GOAL OF THE EXERCISE. Comb the records below for the string "обращение" and copy each line where it turns up.

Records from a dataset

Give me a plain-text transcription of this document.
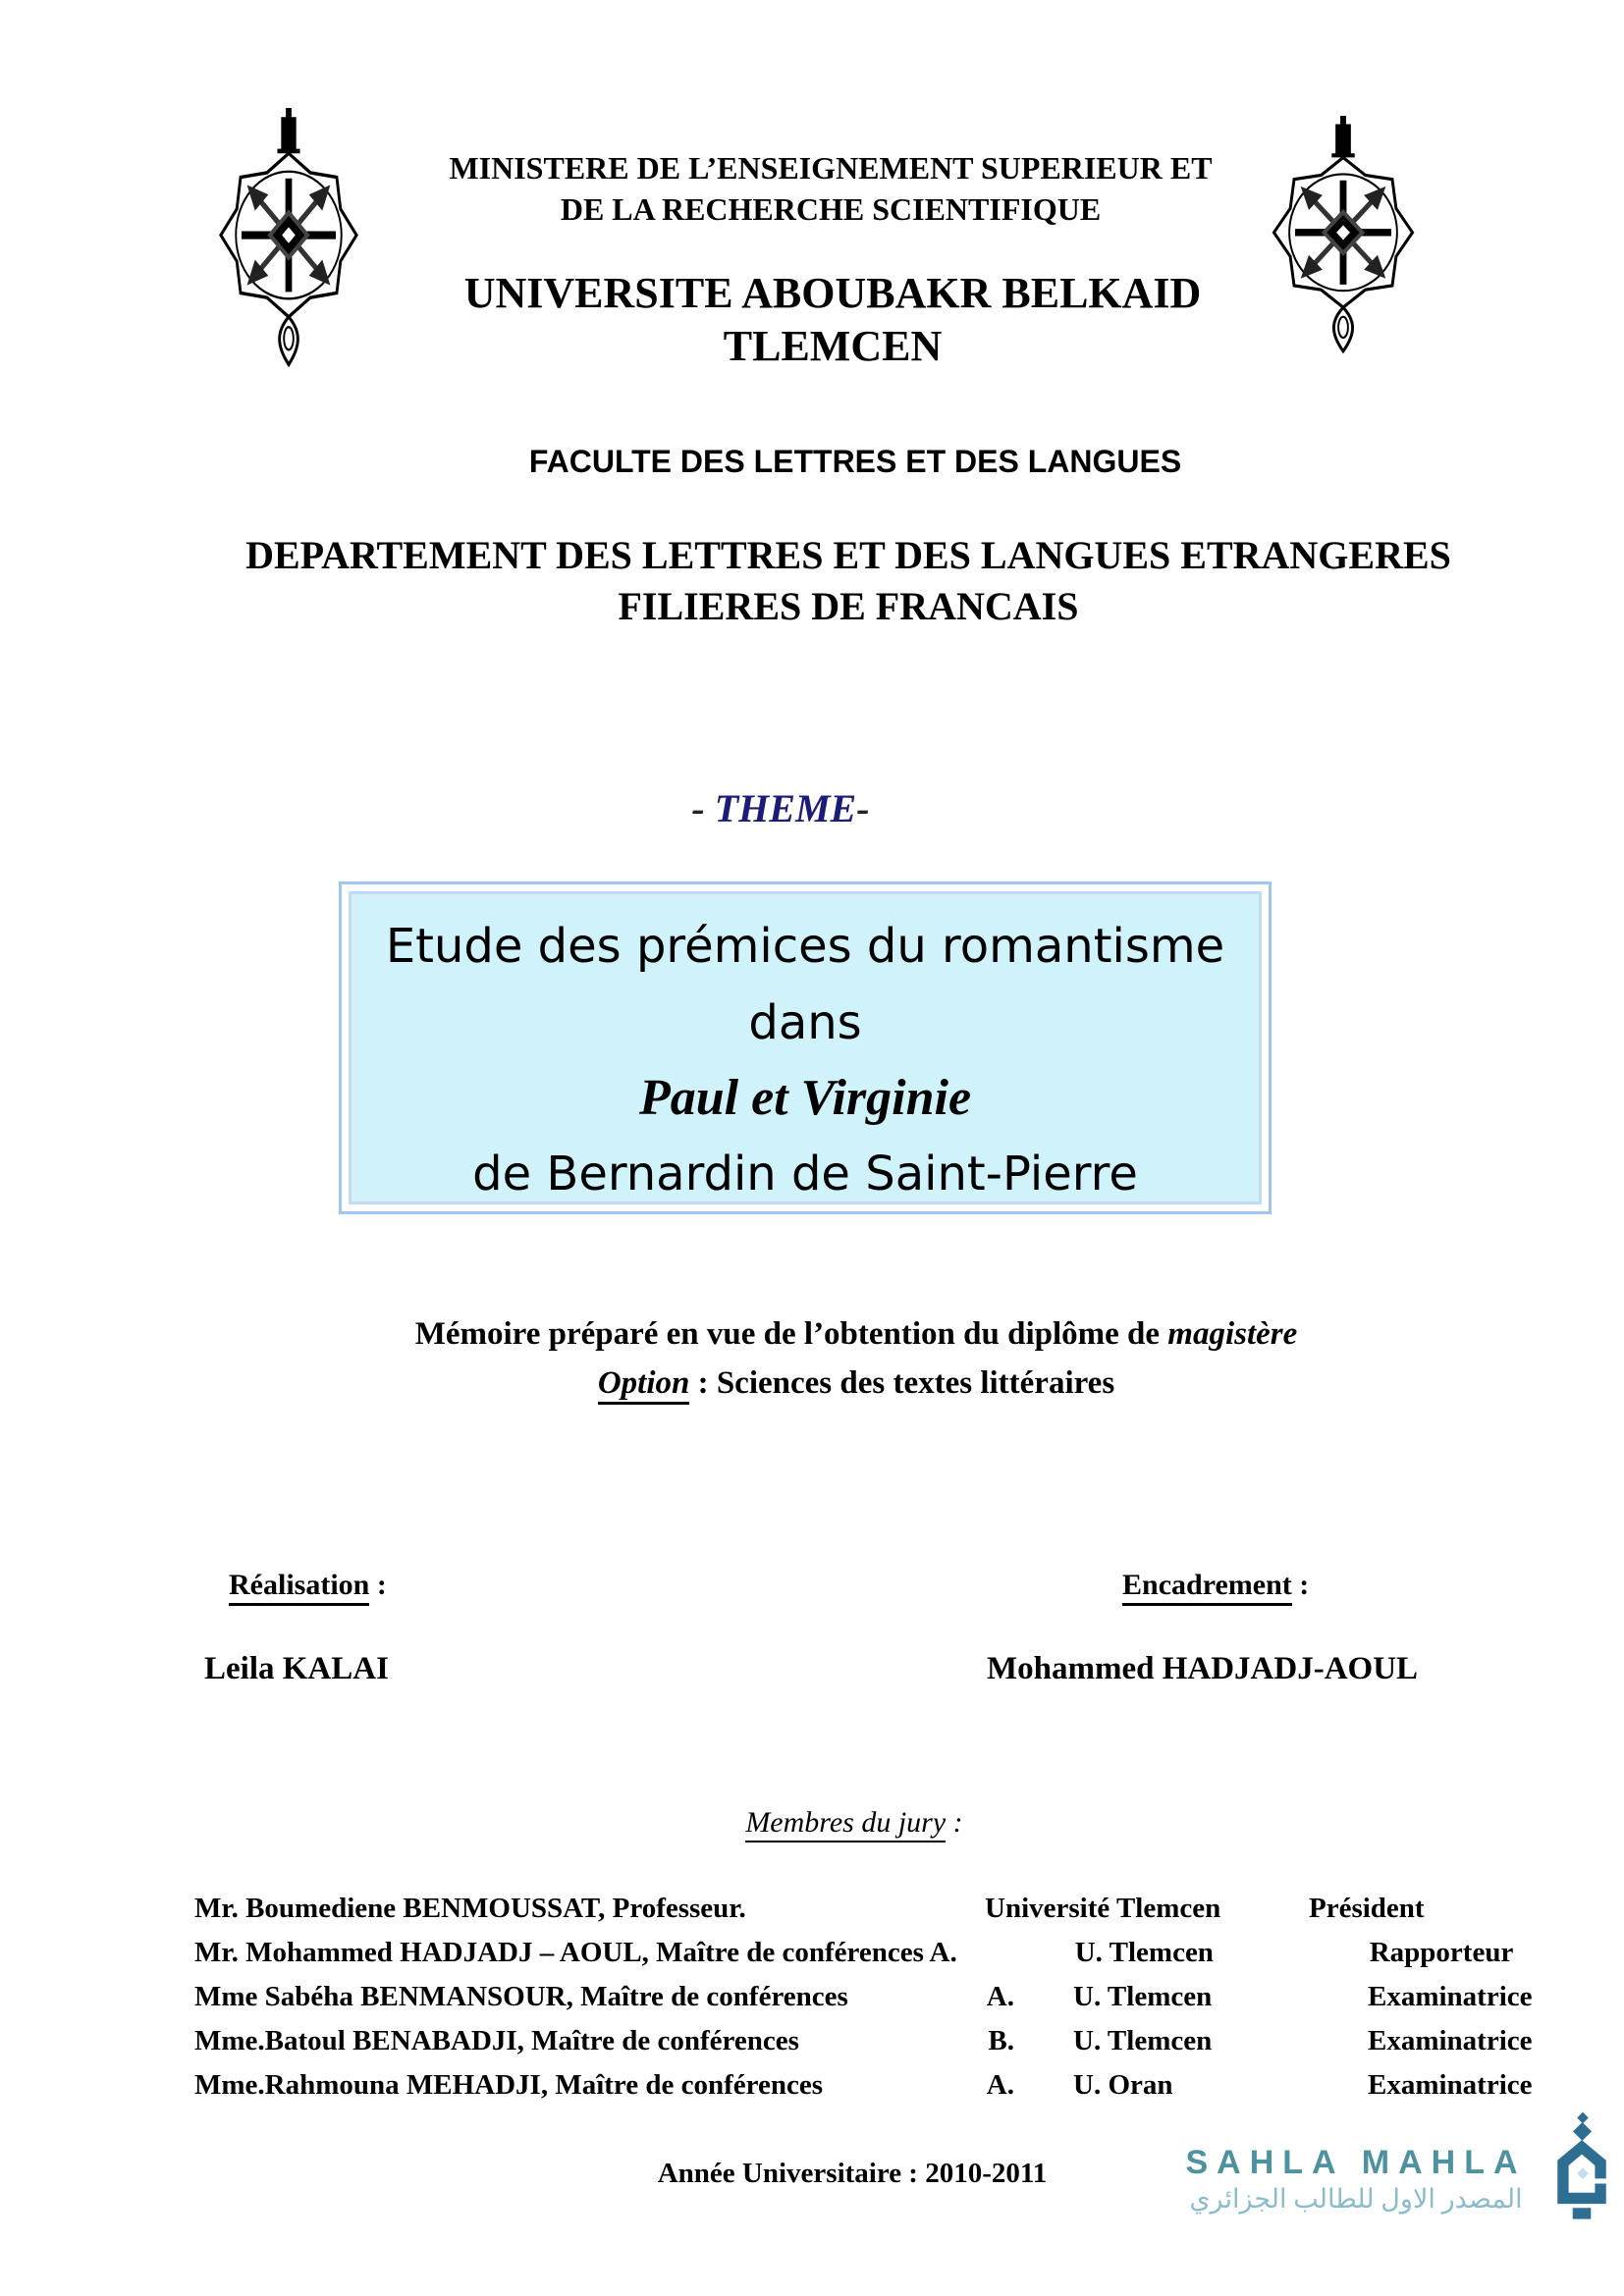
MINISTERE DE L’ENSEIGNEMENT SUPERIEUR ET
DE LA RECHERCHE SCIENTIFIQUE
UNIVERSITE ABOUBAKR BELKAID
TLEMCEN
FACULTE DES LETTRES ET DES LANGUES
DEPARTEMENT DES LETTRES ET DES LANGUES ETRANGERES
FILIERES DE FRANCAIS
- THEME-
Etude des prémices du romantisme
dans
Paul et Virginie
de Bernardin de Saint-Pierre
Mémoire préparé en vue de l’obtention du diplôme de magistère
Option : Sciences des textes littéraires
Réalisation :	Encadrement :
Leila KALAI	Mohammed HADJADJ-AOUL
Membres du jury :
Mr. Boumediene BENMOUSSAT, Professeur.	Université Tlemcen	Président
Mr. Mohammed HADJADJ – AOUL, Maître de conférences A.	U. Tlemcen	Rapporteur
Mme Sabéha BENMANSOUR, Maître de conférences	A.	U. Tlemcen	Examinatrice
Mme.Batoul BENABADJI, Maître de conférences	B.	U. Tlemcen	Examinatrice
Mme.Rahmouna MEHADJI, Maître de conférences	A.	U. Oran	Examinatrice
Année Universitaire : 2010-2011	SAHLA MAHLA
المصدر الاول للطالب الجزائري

* * *

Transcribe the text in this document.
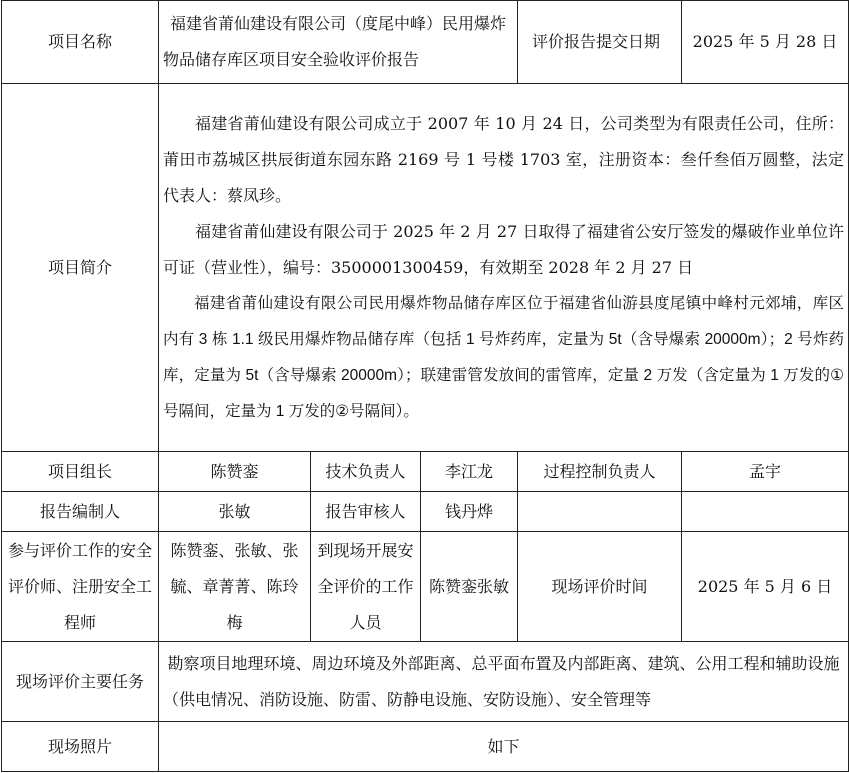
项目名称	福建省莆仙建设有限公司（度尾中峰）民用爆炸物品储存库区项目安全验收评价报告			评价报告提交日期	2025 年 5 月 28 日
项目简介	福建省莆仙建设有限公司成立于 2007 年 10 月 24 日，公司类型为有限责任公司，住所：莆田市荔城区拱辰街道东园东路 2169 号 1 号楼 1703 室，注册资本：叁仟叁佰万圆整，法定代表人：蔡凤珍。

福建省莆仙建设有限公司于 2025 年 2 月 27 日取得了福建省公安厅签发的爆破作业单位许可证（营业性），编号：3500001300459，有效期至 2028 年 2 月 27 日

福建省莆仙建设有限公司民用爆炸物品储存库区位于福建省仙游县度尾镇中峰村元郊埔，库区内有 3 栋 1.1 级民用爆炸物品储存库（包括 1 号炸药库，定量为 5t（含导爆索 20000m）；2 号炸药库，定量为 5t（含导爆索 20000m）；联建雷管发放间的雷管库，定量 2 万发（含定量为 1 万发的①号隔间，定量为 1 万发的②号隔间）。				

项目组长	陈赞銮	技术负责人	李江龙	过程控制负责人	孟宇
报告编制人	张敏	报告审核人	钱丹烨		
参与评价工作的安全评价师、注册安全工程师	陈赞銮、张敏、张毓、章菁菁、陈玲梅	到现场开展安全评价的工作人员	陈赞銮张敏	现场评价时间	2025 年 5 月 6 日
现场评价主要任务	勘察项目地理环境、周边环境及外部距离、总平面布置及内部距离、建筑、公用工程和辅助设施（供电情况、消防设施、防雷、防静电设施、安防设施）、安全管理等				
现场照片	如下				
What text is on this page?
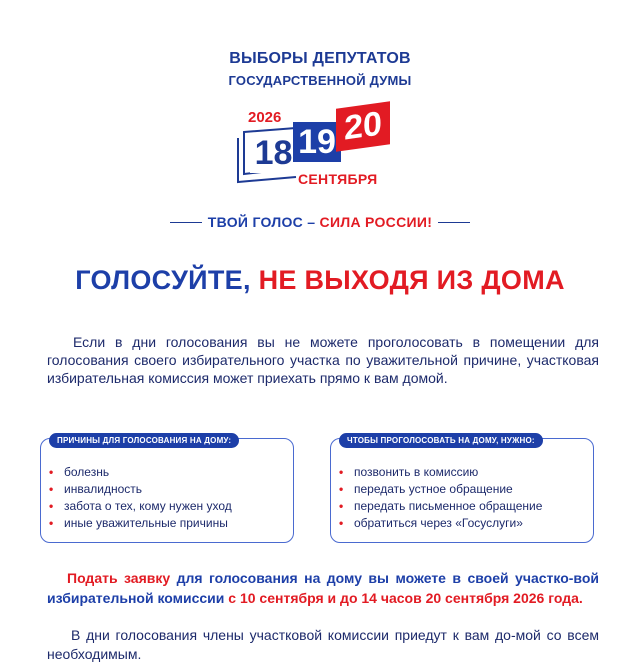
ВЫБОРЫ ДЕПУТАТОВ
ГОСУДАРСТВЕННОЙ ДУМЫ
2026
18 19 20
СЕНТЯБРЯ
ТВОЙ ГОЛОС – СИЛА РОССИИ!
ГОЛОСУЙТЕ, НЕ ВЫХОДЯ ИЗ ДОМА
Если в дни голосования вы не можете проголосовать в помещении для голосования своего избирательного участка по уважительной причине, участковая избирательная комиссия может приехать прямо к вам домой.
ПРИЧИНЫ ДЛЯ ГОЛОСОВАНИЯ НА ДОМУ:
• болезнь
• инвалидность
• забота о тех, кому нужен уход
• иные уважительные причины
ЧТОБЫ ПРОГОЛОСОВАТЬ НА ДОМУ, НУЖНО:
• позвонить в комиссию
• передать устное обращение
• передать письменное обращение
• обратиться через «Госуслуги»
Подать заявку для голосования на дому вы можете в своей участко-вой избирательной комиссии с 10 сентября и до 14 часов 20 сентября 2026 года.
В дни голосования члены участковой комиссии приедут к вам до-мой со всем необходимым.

--

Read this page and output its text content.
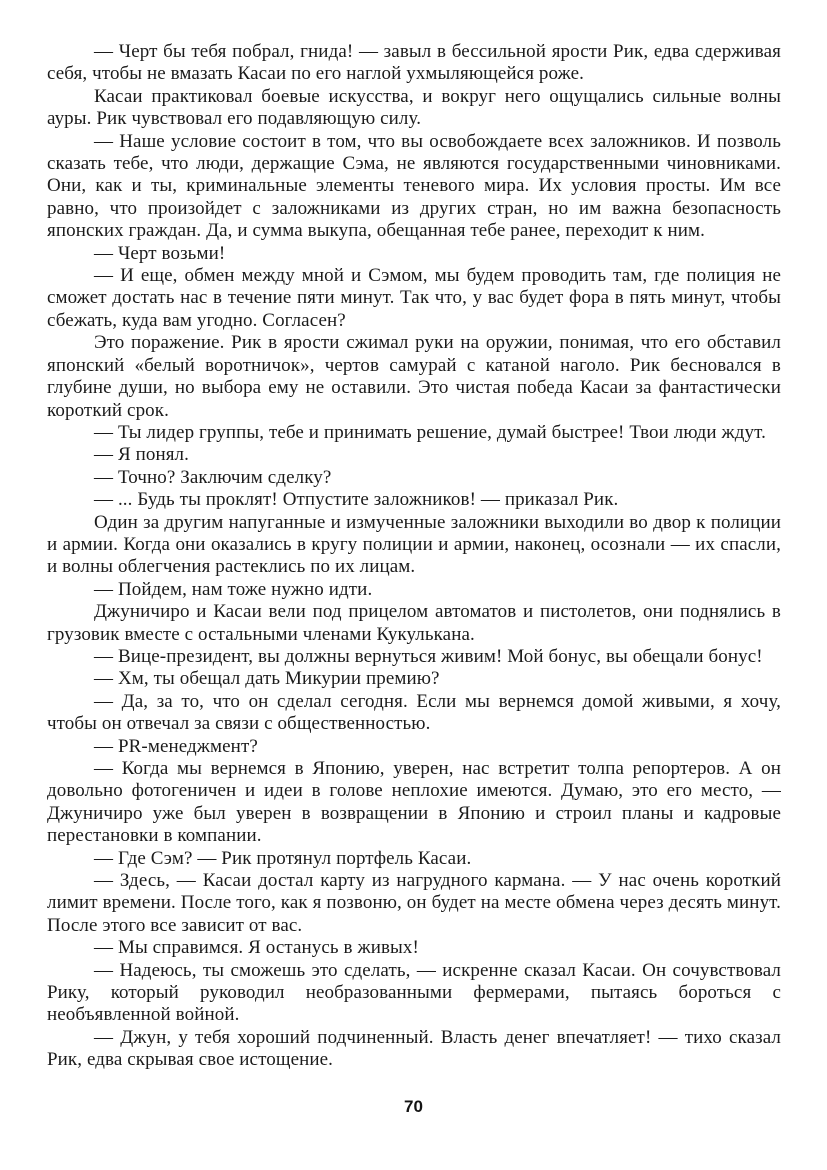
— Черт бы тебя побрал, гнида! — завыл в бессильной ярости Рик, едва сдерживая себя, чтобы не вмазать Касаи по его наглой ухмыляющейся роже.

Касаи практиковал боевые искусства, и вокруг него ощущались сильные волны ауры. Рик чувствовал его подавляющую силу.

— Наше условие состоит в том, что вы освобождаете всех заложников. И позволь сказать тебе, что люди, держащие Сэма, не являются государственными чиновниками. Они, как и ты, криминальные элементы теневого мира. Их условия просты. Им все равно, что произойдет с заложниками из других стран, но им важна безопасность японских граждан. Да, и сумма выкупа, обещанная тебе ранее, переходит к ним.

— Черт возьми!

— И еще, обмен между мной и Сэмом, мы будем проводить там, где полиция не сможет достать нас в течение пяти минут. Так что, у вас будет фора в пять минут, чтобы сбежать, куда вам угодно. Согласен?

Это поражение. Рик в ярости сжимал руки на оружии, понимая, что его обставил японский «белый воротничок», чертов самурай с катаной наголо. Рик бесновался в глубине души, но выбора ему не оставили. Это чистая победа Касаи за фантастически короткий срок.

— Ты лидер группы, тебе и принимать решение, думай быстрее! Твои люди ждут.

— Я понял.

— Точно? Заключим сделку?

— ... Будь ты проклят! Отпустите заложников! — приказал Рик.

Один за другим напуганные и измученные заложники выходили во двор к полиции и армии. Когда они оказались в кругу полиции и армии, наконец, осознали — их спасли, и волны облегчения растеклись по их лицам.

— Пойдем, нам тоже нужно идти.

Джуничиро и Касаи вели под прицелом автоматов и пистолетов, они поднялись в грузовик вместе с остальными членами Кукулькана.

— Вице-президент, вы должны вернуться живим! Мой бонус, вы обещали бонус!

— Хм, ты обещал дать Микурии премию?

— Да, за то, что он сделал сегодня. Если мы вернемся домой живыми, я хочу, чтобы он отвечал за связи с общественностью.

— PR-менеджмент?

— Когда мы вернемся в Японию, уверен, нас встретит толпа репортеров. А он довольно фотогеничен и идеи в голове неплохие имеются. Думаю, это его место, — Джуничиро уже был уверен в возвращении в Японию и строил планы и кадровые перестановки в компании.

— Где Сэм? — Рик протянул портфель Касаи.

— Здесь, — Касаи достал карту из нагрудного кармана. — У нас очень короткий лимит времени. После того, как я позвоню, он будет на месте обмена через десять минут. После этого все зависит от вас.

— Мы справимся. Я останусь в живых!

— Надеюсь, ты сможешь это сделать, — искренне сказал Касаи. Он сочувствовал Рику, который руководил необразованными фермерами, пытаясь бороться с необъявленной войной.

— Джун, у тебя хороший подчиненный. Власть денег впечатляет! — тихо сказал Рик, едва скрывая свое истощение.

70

OUTPUT OF THE EXERCISE.
• передать устное обращение
• передать письменное обращение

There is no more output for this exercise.